• [指示内容 a]:
漢文の読み方を扱った引用文について、次の問いに答えてください。
(i) 漢文が苦手な人がまず行うべきこととして、何が挙げられていますか。
(ii) 漢文をスラスラ読めるとは、どの3種を同時に脳内で処理できることだとされていますか。
(iii) 課題文によれば、東坡が謫された地はどこですか。

• [引用文]:
訓点はあきらめました……。
それでも、一応の解説はできますので、説明していきましょう。
まずは眼から
漢文といえば、「句法」が最初にうるさく言われます。
全部でいくつあるのか知りませんが、あれも覚えとけ、これも覚えとけ、と言われて不愉快な思いをした人もいるかもしれません。
でも、句法以上に大切なことってあるんです。
それは眼です。
漢文というのは非常に特殊な言語でして、文字の横に数字(訓点)やら仮名(送り仮名)が置かれています。
漢文をスラスラ読めるというのは、本文の文字、訓点、送り仮名の3種を同時に脳内で処理できるということです。
そして処理するためには、この3種を同時にみることができなければなりません。
これって結構難しいことなんです。
だから漢文が苦手という人は、大抵、読みの段階でひっかかっています。
漢文が苦手、という人は、まず音読してください。
そして眼を鍛えてください。意味なんか多少わからなくてもかまいません。
初見の漢文をスラスラ?読めるようにならなければ、時間が足りなくなってしまいます。
(これは古文や英語にも言えることです)
とはいえ、「音読ができればいいや」ぐらいの軽い気持ちで、毎日音読していても、かなり上達します。
センターまで時間はありませんが、それでも訓練する時間としては、十分です
「自分は読むのが遅い」と思ったならば、音読して眼を鍛えてください。
句法云々は、その次のことです。
形式からはいる
今日は課題文の分析から入ります。
東坡元豊間繋御史獄、謫黄州。元祐初、起知登州、未幾、以礼部員外郎。道中偶当時獄官、甚有愧色。東坡戯之曰「有蛇螫殺人、為冥官所追議、法当死。蛇前訴曰『誠有罪、然亦有功、可以自贖』。冥官曰『何功也』。蛇曰『某有黄、可治病、所活已数人矣』。吏考験、固不誣、遂x。良久、牽一牛至。獄吏曰『此牛触殺人。亦当死』。牛曰『我亦有黄、可以治病、亦活数人矣』。良久、亦x。久之、獄吏引一人至。曰『此人生常殺人、幸免死。今当還命』。其人倉皇妄言亦有黄。冥官大怒、詰之曰『蛇黄・牛黄皆入薬、天下所共知。汝為人、何黄之有。』左右交訊、其人窘甚曰『某別無黄。但有些慚惶。』」

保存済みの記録
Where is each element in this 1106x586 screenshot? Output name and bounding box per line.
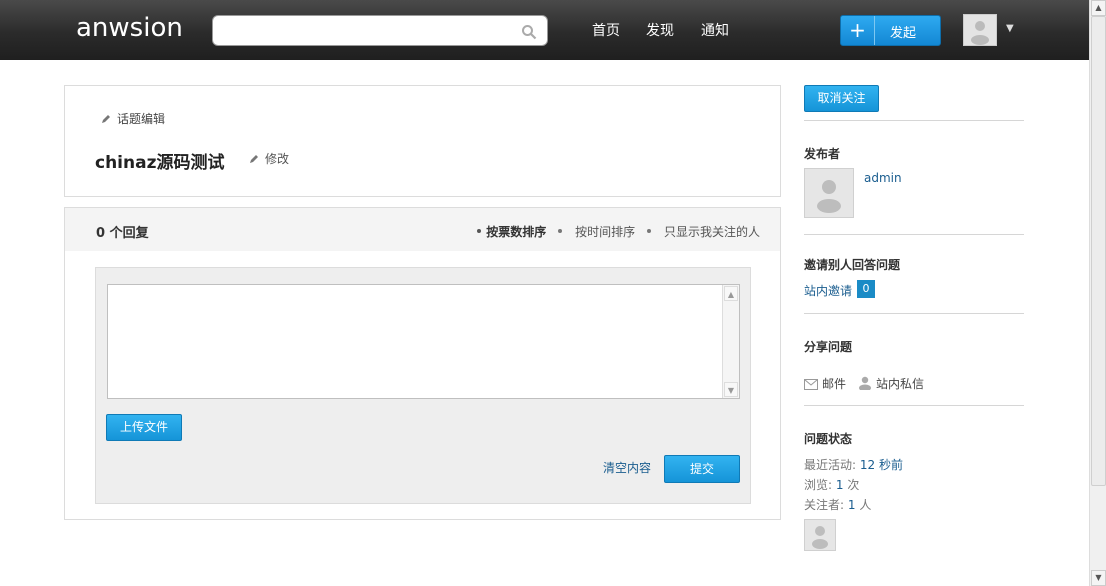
pencil-icon bbox=[250, 155, 258, 163]
answers-panel: 0 个回复 按票数排序 按时间排序 只显示我关注的人 ▲ ▼ 上传文件 清空内容… bbox=[64, 207, 781, 520]
sort-followed-only[interactable]: 只显示我关注的人 bbox=[646, 225, 760, 239]
reply-count: 0 个回复 bbox=[96, 226, 149, 241]
invite-count-badge: 0 bbox=[857, 280, 875, 298]
divider bbox=[804, 313, 1024, 314]
textarea-scroll-up-icon[interactable]: ▲ bbox=[724, 286, 738, 301]
status-title: 问题状态 bbox=[804, 432, 853, 446]
invite-title: 邀请别人回答问题 bbox=[804, 258, 901, 272]
status-last-activity: 最近活动: 12 秒前 bbox=[804, 458, 903, 472]
modify-link[interactable]: 修改 bbox=[249, 150, 289, 167]
status-views: 浏览: 1 次 bbox=[804, 478, 860, 492]
publisher-title: 发布者 bbox=[804, 147, 841, 161]
invite-link[interactable]: 站内邀请 bbox=[804, 282, 852, 299]
nav-notifications[interactable]: 通知 bbox=[701, 20, 729, 40]
user-menu-caret-icon[interactable]: ▼ bbox=[1006, 23, 1014, 34]
question-panel: 话题编辑 chinaz源码测试 修改 bbox=[64, 85, 781, 197]
textarea-scrollbar[interactable]: ▲ ▼ bbox=[722, 285, 739, 398]
topic-edit-label: 话题编辑 bbox=[117, 112, 166, 126]
follower-avatar[interactable] bbox=[804, 519, 836, 551]
topic-edit-link[interactable]: 话题编辑 bbox=[101, 110, 165, 127]
nav-home[interactable]: 首页 bbox=[592, 20, 620, 40]
sort-by-time[interactable]: 按时间排序 bbox=[558, 225, 635, 239]
publish-button[interactable]: + 发起 bbox=[840, 15, 941, 46]
plus-icon: + bbox=[841, 16, 875, 45]
search-input[interactable] bbox=[221, 21, 511, 41]
page-scrollbar[interactable]: ▲ ▼ bbox=[1089, 0, 1106, 586]
avatar-placeholder-icon bbox=[817, 180, 841, 213]
mail-icon bbox=[804, 379, 818, 390]
share-mail-label: 邮件 bbox=[822, 377, 847, 391]
search-icon[interactable] bbox=[521, 24, 537, 40]
avatar-placeholder-icon bbox=[971, 21, 989, 45]
upload-file-button[interactable]: 上传文件 bbox=[106, 414, 182, 441]
site-logo[interactable]: anwsion bbox=[76, 13, 183, 43]
publisher-name-link[interactable]: admin bbox=[864, 171, 902, 185]
sort-by-votes[interactable]: 按票数排序 bbox=[477, 225, 546, 239]
answer-textarea[interactable] bbox=[108, 285, 722, 398]
publish-label: 发起 bbox=[890, 26, 917, 41]
question-title: chinaz源码测试 bbox=[95, 153, 225, 173]
modify-label: 修改 bbox=[265, 152, 290, 166]
avatar-placeholder-icon bbox=[812, 526, 828, 549]
pencil-icon bbox=[102, 115, 110, 123]
textarea-scroll-down-icon[interactable]: ▼ bbox=[724, 382, 738, 397]
scroll-thumb[interactable] bbox=[1091, 16, 1106, 486]
divider bbox=[804, 234, 1024, 235]
status-followers: 关注者: 1 人 bbox=[804, 498, 872, 512]
top-navbar: anwsion 首页 发现 通知 + 发起 ▼ bbox=[0, 0, 1089, 60]
divider bbox=[804, 120, 1024, 121]
answer-editor: ▲ ▼ 上传文件 清空内容 提交 bbox=[95, 267, 751, 504]
clear-content-link[interactable]: 清空内容 bbox=[603, 459, 651, 476]
divider bbox=[804, 405, 1024, 406]
share-message-link[interactable]: 站内私信 bbox=[858, 375, 924, 392]
scroll-down-arrow-icon[interactable]: ▼ bbox=[1091, 570, 1106, 586]
publisher-avatar[interactable] bbox=[804, 168, 854, 218]
user-icon bbox=[859, 376, 871, 392]
unfollow-button[interactable]: 取消关注 bbox=[804, 85, 879, 112]
share-message-label: 站内私信 bbox=[876, 377, 925, 391]
user-avatar[interactable] bbox=[963, 14, 997, 46]
submit-button[interactable]: 提交 bbox=[664, 455, 740, 483]
search-box[interactable] bbox=[212, 15, 548, 46]
nav-discover[interactable]: 发现 bbox=[646, 20, 674, 40]
share-title: 分享问题 bbox=[804, 340, 853, 354]
sort-options: 按票数排序 按时间排序 只显示我关注的人 bbox=[469, 223, 760, 240]
answers-header: 0 个回复 按票数排序 按时间排序 只显示我关注的人 bbox=[65, 208, 780, 251]
scroll-up-arrow-icon[interactable]: ▲ bbox=[1091, 0, 1106, 16]
share-mail-link[interactable]: 邮件 bbox=[804, 375, 846, 392]
answer-textarea-wrap: ▲ ▼ bbox=[107, 284, 740, 399]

• [指示内容 b]: 記録から、文字列「title」を含む行をすべて抜き出してください。大文字と小文字は区別します。

• [正解 a]:
(i) 音読
(ii) 本文の文字、訓点、送り仮名
(iii) 黄州

• [正解 b]:
status-title: 问题状态 bbox=[804, 432, 853, 446]
invite-title: 邀请别人回答问题 bbox=[804, 258, 901, 272]
publisher-title: 发布者 bbox=[804, 147, 841, 161]
question-title: chinaz源码测试 bbox=[95, 153, 225, 173]
share-title: 分享问题 bbox=[804, 340, 853, 354]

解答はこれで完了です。